Using the data below, copy each line that includes the word "énergie".

● ● ● ●

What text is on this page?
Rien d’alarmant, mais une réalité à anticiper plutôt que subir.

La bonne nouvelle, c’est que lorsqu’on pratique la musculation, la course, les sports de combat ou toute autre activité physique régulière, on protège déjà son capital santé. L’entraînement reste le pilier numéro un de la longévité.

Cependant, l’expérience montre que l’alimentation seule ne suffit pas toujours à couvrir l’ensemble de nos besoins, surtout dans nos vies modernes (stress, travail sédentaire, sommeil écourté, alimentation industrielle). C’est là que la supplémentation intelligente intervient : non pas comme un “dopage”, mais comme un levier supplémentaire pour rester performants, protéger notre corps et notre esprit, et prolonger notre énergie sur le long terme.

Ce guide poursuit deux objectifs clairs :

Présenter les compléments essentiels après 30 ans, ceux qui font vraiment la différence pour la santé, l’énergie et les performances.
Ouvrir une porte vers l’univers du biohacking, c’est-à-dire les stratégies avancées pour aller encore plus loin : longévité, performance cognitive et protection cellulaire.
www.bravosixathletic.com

● ● ● ●

WRITTEN RESPONSE:
Cependant, l’expérience montre que l’alimentation seule ne suffit pas toujours à couvrir l’ensemble de nos besoins, surtout dans nos vies modernes (stress, travail sédentaire, sommeil écourté, alimentation industrielle). C’est là que la supplémentation intelligente intervient : non pas comme un “dopage”, mais comme un levier supplémentaire pour rester performants, protéger notre corps et notre esprit, et prolonger notre énergie sur le long terme.
Présenter les compléments essentiels après 30 ans, ceux qui font vraiment la différence pour la santé, l’énergie et les performances.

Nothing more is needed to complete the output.